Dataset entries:
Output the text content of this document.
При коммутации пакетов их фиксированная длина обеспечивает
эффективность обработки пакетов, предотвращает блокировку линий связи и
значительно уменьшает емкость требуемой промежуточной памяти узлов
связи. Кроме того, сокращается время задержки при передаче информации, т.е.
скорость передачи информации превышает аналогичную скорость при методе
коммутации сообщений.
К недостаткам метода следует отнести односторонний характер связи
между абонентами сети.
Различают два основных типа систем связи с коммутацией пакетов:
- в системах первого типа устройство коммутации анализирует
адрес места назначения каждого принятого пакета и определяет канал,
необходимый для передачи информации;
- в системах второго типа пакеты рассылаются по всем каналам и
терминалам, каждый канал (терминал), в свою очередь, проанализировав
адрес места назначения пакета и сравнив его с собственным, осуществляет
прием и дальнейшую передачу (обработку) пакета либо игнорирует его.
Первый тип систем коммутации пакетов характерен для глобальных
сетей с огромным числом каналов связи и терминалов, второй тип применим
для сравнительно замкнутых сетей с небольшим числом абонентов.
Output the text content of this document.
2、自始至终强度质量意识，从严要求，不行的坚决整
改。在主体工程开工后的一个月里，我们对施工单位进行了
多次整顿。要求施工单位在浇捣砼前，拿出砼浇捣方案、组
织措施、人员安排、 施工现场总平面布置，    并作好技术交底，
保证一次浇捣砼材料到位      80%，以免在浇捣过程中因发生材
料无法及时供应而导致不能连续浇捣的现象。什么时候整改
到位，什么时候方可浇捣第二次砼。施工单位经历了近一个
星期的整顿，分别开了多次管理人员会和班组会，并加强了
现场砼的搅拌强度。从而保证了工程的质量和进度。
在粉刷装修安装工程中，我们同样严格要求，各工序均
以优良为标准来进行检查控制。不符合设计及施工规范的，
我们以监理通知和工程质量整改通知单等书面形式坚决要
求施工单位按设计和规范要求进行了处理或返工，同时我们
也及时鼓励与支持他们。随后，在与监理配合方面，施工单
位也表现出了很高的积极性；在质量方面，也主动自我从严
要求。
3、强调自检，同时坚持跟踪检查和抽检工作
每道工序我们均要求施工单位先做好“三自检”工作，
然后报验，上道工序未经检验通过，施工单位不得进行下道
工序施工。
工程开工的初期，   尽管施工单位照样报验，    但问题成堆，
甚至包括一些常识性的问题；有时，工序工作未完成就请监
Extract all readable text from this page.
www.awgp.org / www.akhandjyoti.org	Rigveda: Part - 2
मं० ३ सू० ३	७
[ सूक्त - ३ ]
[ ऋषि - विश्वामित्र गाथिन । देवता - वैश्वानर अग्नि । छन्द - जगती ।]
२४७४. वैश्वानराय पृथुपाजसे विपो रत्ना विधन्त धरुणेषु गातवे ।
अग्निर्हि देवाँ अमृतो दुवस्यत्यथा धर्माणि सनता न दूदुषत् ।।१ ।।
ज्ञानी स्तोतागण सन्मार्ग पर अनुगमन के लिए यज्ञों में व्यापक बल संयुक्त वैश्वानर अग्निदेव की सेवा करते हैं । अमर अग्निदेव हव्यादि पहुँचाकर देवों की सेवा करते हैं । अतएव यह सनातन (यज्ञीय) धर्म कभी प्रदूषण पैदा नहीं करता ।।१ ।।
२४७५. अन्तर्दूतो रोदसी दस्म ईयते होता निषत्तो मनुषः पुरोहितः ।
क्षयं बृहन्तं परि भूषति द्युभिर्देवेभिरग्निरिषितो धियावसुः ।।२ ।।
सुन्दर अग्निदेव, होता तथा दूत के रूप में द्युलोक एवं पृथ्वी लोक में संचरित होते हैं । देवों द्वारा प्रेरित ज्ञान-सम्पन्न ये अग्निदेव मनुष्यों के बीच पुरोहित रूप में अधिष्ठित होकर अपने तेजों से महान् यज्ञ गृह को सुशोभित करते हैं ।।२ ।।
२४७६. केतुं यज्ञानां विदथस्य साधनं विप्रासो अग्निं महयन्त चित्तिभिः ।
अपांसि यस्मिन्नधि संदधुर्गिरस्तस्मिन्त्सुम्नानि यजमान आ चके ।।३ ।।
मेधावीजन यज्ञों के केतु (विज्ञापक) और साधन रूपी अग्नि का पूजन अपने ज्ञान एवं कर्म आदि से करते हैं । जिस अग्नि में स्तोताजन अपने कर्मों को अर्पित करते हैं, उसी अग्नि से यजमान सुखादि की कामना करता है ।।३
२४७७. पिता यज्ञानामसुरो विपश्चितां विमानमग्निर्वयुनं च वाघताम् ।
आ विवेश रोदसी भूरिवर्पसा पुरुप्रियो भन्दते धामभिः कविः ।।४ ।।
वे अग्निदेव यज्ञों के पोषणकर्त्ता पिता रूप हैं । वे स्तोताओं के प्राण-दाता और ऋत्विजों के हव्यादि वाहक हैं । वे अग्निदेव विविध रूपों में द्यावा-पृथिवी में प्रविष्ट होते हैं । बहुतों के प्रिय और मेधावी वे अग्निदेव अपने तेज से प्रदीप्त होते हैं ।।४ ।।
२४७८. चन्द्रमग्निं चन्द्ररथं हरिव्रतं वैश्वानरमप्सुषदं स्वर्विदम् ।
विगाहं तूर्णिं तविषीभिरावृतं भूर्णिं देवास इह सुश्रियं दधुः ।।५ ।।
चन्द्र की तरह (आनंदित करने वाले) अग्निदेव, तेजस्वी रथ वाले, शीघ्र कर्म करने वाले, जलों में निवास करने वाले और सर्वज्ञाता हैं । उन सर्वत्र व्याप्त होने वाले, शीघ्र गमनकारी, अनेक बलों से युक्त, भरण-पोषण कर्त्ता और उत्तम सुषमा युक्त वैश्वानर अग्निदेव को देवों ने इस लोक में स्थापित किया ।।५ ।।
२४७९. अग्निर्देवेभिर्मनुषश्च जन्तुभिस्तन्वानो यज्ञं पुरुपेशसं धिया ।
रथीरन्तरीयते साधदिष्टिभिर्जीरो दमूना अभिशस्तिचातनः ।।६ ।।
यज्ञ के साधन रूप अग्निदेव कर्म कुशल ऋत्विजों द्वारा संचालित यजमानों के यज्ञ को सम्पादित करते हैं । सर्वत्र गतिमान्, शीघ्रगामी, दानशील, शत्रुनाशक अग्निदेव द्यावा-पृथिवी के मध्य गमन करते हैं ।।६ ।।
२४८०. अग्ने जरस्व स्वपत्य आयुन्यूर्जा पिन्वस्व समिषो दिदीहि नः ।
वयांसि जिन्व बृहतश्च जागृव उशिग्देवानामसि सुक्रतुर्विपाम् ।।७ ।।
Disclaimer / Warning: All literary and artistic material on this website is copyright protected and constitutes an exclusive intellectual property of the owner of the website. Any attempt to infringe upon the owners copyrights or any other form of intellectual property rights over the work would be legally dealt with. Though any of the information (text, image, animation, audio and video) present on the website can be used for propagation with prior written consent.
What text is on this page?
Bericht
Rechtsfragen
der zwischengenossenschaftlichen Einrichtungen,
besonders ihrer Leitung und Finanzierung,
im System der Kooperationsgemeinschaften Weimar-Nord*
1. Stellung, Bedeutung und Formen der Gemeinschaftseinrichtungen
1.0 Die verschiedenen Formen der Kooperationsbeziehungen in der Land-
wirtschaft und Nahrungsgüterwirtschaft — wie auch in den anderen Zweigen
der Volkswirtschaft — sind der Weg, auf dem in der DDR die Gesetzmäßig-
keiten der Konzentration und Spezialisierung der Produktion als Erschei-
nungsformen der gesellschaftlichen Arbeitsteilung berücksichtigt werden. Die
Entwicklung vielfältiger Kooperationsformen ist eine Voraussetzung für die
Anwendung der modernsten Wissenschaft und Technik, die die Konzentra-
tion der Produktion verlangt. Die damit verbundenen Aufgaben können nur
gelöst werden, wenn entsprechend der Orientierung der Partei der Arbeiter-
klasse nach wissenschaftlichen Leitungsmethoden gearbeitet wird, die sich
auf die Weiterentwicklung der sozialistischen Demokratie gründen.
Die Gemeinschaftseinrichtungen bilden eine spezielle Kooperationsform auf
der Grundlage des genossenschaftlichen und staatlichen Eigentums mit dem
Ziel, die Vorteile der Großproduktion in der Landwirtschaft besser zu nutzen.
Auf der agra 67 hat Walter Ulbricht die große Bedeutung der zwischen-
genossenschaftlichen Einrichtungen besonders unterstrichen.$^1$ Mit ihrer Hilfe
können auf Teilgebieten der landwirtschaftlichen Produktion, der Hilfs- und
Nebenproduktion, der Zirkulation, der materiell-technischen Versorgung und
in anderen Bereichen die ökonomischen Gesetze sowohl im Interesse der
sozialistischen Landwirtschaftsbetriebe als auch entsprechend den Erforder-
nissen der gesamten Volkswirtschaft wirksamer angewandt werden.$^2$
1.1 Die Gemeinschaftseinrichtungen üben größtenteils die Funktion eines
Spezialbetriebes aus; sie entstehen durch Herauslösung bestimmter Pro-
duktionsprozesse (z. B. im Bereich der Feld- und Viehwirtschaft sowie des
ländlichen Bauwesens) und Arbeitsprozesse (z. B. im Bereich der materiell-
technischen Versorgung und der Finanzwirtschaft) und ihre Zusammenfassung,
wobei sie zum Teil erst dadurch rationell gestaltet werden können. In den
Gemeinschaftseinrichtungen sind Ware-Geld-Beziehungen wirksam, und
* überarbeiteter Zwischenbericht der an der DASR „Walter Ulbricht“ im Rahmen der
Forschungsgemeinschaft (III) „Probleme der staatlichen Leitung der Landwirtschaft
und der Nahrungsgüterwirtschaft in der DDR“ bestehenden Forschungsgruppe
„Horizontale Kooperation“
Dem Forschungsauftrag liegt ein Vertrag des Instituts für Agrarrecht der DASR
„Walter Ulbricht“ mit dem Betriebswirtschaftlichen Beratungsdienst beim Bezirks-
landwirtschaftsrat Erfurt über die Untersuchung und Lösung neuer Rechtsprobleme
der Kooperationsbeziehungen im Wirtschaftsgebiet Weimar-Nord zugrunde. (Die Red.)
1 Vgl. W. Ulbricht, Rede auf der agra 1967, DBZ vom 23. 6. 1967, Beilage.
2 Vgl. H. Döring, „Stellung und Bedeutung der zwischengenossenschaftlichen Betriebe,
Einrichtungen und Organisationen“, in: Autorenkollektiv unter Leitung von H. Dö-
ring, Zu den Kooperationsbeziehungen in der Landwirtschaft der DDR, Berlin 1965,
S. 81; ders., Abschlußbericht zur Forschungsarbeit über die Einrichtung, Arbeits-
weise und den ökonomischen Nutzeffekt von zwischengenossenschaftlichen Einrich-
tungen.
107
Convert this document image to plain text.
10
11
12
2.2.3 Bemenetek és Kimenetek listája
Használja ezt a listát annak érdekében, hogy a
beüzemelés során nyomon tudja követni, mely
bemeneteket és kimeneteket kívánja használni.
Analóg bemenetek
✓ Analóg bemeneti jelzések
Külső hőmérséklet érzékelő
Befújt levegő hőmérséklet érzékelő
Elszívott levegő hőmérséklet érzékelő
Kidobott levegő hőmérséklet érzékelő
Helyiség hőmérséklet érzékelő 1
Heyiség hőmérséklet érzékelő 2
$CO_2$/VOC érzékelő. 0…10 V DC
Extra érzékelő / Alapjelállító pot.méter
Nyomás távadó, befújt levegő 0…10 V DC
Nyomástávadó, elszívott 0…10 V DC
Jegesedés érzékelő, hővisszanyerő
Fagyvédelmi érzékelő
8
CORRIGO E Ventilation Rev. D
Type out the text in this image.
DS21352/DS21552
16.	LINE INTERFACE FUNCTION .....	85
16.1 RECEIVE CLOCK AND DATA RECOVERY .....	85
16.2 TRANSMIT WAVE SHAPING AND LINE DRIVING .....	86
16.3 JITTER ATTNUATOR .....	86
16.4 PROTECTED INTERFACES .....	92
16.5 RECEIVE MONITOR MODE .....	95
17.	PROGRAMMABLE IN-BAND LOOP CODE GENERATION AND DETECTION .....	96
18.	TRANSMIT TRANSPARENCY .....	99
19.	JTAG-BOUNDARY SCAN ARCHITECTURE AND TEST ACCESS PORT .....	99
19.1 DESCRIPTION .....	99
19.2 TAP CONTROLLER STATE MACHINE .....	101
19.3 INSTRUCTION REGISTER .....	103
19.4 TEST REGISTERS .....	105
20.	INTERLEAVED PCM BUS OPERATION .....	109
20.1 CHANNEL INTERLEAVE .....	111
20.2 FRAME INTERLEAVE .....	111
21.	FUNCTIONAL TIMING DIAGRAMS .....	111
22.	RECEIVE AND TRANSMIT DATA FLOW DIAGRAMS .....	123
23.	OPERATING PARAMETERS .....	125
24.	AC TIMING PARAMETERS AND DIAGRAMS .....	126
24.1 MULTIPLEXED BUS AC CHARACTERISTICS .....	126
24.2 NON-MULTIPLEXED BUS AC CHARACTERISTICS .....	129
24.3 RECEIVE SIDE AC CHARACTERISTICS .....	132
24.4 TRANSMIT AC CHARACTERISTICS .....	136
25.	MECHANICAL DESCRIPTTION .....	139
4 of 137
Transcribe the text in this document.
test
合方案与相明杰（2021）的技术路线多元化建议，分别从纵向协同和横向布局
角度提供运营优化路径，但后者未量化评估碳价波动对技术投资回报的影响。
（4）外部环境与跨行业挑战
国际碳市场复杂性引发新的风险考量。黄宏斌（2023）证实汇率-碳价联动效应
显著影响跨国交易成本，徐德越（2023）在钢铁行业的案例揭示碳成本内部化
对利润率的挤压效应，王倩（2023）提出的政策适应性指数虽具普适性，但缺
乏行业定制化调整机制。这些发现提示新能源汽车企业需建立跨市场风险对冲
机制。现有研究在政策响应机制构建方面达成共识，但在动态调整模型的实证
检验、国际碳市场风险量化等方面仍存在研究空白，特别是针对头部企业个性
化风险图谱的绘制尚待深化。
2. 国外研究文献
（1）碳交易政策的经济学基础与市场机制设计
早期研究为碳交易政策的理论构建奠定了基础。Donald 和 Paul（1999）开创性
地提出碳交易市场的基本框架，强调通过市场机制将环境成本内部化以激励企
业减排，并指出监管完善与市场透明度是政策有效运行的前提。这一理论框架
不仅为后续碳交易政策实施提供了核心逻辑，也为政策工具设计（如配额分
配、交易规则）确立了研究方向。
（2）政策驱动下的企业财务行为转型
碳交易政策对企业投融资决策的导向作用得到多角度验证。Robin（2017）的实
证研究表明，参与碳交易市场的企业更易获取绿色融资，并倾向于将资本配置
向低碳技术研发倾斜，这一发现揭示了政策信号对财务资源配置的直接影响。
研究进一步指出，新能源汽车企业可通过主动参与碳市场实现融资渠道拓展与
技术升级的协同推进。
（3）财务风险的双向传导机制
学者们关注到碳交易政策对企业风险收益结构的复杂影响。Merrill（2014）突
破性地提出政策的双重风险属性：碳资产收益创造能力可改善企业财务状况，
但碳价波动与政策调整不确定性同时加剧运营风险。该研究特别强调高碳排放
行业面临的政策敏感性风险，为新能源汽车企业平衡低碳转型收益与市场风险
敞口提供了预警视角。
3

**What is being asked**
From the records, copy every line that has the string "werden" in it.

**Solution to this problem**
nungsformen der gesellschaftlichen Arbeitsteilung berücksichtigt werden. Die
gelöst werden, wenn entsprechend der Orientierung der Partei der Arbeiter-
nissen der gesamten Volkswirtschaft wirksamer angewandt werden.$^2$
wobei sie zum Teil erst dadurch rationell gestaltet werden können. In den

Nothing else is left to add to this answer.